**Your goal**
Every record must be written out once more, with nothing added or omitted.

>> start

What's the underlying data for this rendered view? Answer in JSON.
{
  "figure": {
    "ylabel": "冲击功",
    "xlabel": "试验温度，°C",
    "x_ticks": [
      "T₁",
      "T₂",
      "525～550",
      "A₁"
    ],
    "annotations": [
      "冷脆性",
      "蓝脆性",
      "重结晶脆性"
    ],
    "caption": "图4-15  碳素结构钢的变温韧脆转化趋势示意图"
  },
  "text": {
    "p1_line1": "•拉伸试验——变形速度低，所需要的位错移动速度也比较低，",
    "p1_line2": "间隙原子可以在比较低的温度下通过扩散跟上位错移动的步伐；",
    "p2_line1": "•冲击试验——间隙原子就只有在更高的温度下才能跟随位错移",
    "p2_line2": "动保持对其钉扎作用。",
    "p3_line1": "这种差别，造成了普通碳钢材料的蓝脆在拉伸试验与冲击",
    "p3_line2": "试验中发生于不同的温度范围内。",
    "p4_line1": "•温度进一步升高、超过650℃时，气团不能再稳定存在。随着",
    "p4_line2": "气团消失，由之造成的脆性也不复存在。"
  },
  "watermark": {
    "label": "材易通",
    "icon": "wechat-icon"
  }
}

>> end

**Solution to this problem**
What's the underlying data for this rendered view? Answer in JSON.
{
  "figure": {
    "ylabel": "冲击功",
    "xlabel": "试验温度，°C",
    "x_ticks": [
      "T₁",
      "T₂",
      "525～550",
      "A₁"
    ],
    "annotations": [
      "冷脆性",
      "蓝脆性",
      "重结晶脆性"
    ],
    "caption": "图4-15  碳素结构钢的变温韧脆转化趋势示意图"
  },
  "text": {
    "p1_line1": "•拉伸试验——变形速度低，所需要的位错移动速度也比较低，",
    "p1_line2": "间隙原子可以在比较低的温度下通过扩散跟上位错移动的步伐；",
    "p2_line1": "•冲击试验——间隙原子就只有在更高的温度下才能跟随位错移",
    "p2_line2": "动保持对其钉扎作用。",
    "p3_line1": "这种差别，造成了普通碳钢材料的蓝脆在拉伸试验与冲击",
    "p3_line2": "试验中发生于不同的温度范围内。",
    "p4_line1": "•温度进一步升高、超过650℃时，气团不能再稳定存在。随着",
    "p4_line2": "气团消失，由之造成的脆性也不复存在。"
  },
  "watermark": {
    "label": "材易通",
    "icon": "wechat-icon"
  }
}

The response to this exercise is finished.